[Excerpt from a dataset]
## start
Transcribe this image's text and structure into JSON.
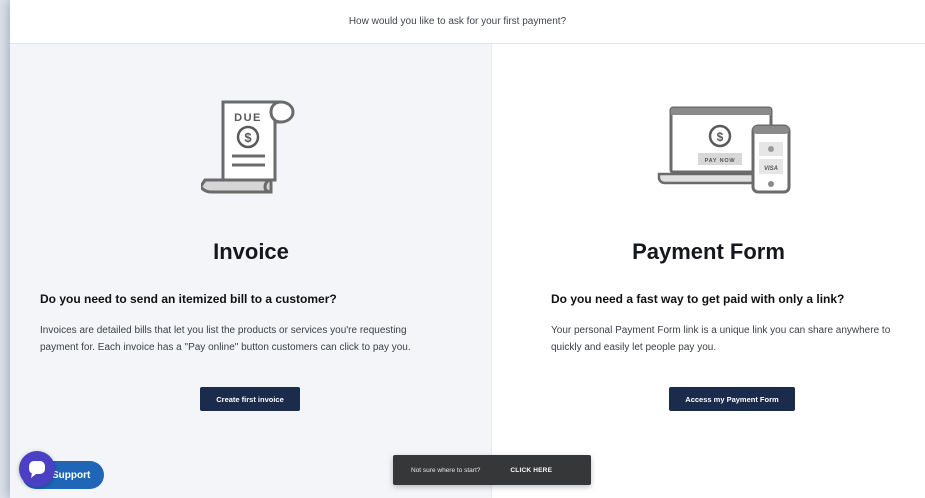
{
  "header": {
    "prompt": "How would you like to ask for your first payment?"
  },
  "invoice": {
    "icon_due_text": "DUE",
    "title": "Invoice",
    "question": "Do you need to send an itemized bill to a customer?",
    "description": "Invoices are detailed bills that let you list the products or services you're requesting payment for. Each invoice has a \"Pay online\" button customers can click to pay you.",
    "button_label": "Create first invoice"
  },
  "payment_form": {
    "icon_pay_now_text": "PAY NOW",
    "icon_card_text": "VISA",
    "title": "Payment Form",
    "question": "Do you need a fast way to get paid with only a link?",
    "description": "Your personal Payment Form link is a unique link you can share anywhere to quickly and easily let people pay you.",
    "button_label": "Access my Payment Form"
  },
  "help_bar": {
    "question": "Not sure where to start?",
    "cta": "CLICK HERE"
  },
  "support": {
    "label": "Support"
  },
  "colors": {
    "button_bg": "#1a2b4b",
    "left_panel_bg": "#f3f5f8",
    "support_blue": "#1f66b8",
    "chat_bubble": "#4b3fc4",
    "help_bar_bg": "#353739"
  }
}
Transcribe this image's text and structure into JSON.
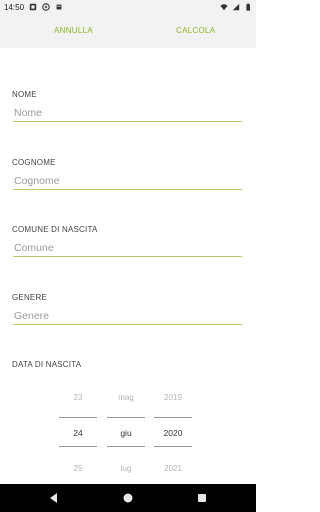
{
  "status_bar": {
    "time": "14:50",
    "left_icons": [
      "sim-card-icon",
      "battery-saver-icon",
      "notification-icon"
    ],
    "right_icons": [
      "wifi-icon",
      "cellular-signal-icon",
      "battery-icon"
    ]
  },
  "toolbar": {
    "cancel_label": "ANNULLA",
    "calculate_label": "CALCOLA",
    "accent_color": "#8bb81f"
  },
  "form": {
    "fields": [
      {
        "label": "NOME",
        "placeholder": "Nome",
        "value": ""
      },
      {
        "label": "COGNOME",
        "placeholder": "Cognome",
        "value": ""
      },
      {
        "label": "COMUNE DI NASCITA",
        "placeholder": "Comune",
        "value": ""
      },
      {
        "label": "GENERE",
        "placeholder": "Genere",
        "value": ""
      }
    ],
    "birth_date": {
      "label": "DATA DI NASCITA",
      "day": {
        "prev": "23",
        "selected": "24",
        "next": "25"
      },
      "month": {
        "prev": "mag",
        "selected": "giu",
        "next": "lug"
      },
      "year": {
        "prev": "2019",
        "selected": "2020",
        "next": "2021"
      }
    }
  },
  "nav_bar": {
    "icons": [
      "back-icon",
      "home-icon",
      "recents-icon"
    ]
  }
}
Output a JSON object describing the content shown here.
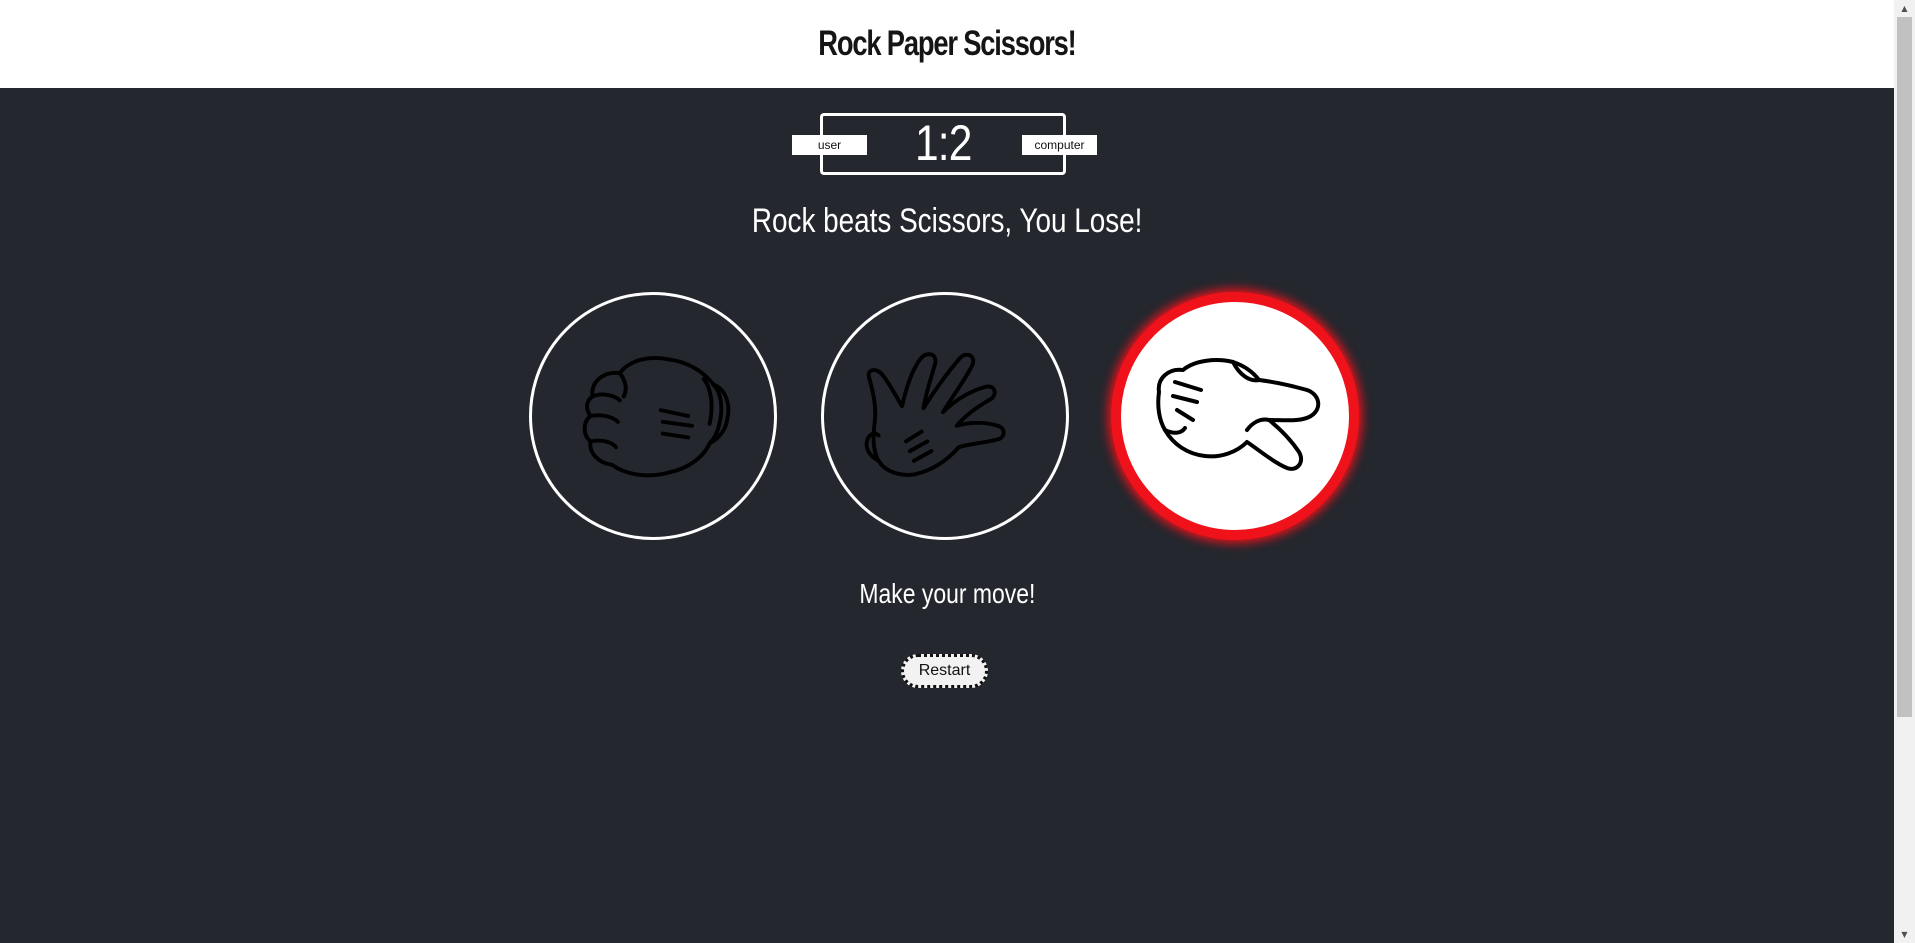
{
  "header": {
    "title": "Rock Paper Scissors!"
  },
  "scoreboard": {
    "user_label": "user",
    "computer_label": "computer",
    "score": "1:2"
  },
  "result": {
    "message": "Rock beats Scissors, You Lose!"
  },
  "choices": [
    {
      "name": "rock",
      "icon": "rock-hand-icon",
      "selected": false
    },
    {
      "name": "paper",
      "icon": "paper-hand-icon",
      "selected": false
    },
    {
      "name": "scissors",
      "icon": "scissors-hand-icon",
      "selected": true
    }
  ],
  "prompt": {
    "text": "Make your move!"
  },
  "controls": {
    "restart_label": "Restart"
  },
  "colors": {
    "background": "#24272e",
    "header_bg": "#ffffff",
    "selected_ring": "#ef121b"
  }
}
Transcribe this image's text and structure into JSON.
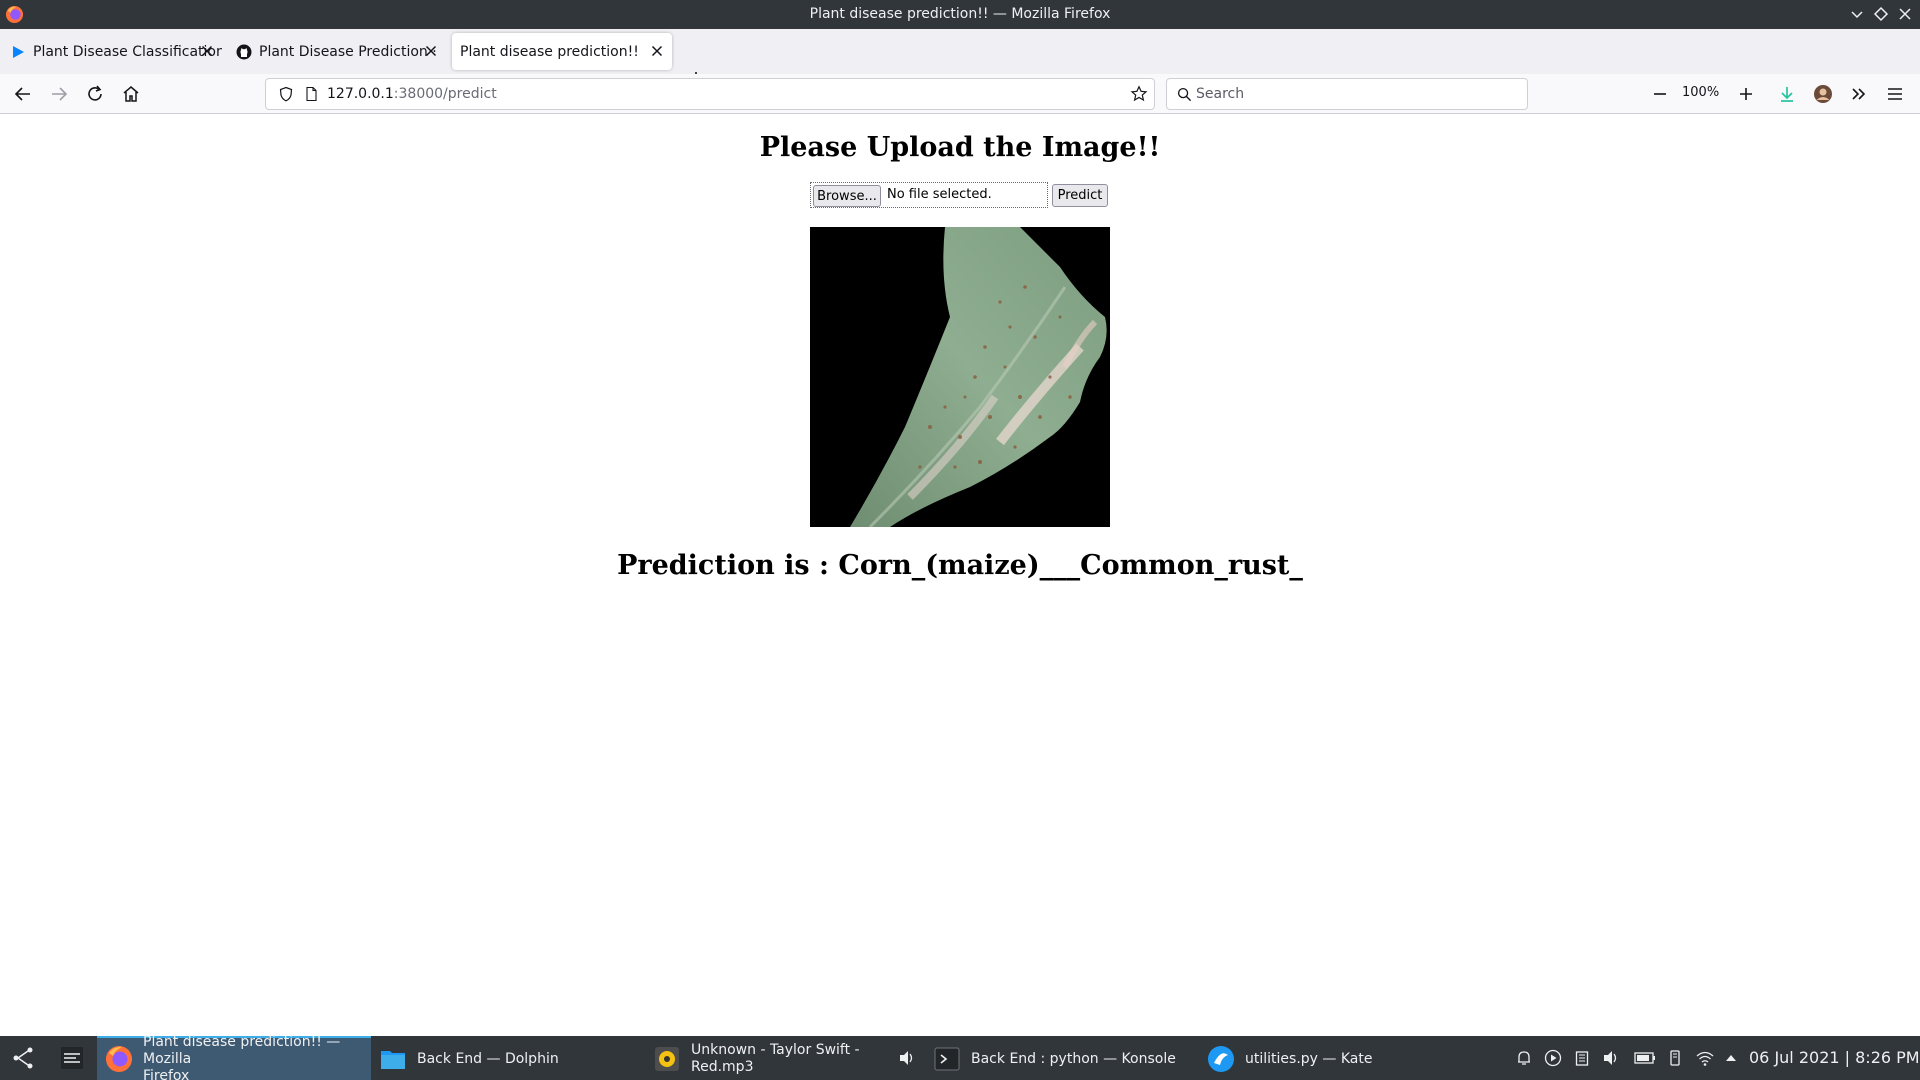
{
  "window": {
    "title": "Plant disease prediction!! — Mozilla Firefox"
  },
  "tabs": [
    {
      "label": "Plant Disease Classification",
      "icon": "play-icon",
      "active": false
    },
    {
      "label": "Plant Disease Prediction · ",
      "icon": "github-icon",
      "active": false
    },
    {
      "label": "Plant disease prediction!!",
      "icon": "none",
      "active": true
    }
  ],
  "navbar": {
    "url_host": "127.0.0.1",
    "url_path": ":38000/predict",
    "search_placeholder": "Search",
    "zoom": "100%"
  },
  "page": {
    "heading": "Please Upload the Image!!",
    "browse_label": "Browse...",
    "file_status": "No file selected.",
    "predict_label": "Predict",
    "prediction_text": "Prediction is : Corn_(maize)___Common_rust_",
    "image_subject": "corn leaf with common rust spots"
  },
  "taskbar": {
    "tasks": [
      {
        "line1": "Plant disease prediction!! — Mozilla",
        "line2": "Firefox",
        "icon": "firefox-icon",
        "active": true
      },
      {
        "line1": "Back End — Dolphin",
        "line2": "",
        "icon": "folder-icon",
        "active": false
      },
      {
        "line1": "Unknown - Taylor Swift -",
        "line2": "Red.mp3",
        "icon": "music-player-icon",
        "active": false
      },
      {
        "line1": "Back End : python — Konsole",
        "line2": "",
        "icon": "terminal-icon",
        "active": false
      },
      {
        "line1": "utilities.py — Kate",
        "line2": "",
        "icon": "kate-icon",
        "active": false
      }
    ],
    "clock": "06 Jul 2021 | 8:26 PM"
  },
  "colors": {
    "titlebar": "#31363b",
    "tabstrip": "#f0f0f4",
    "taskbar": "#31363b",
    "taskbar_active": "#3e5a72",
    "accent": "#3daee9",
    "download_accent": "#2ac3a2"
  }
}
## end
→ The exercise: Where a line in the material above holds "need", copy that line.

→ Response to the exercise:
    "question": "Do you need to send an itemized bill to a customer?",
    "question": "Do you need a fast way to get paid with only a link?",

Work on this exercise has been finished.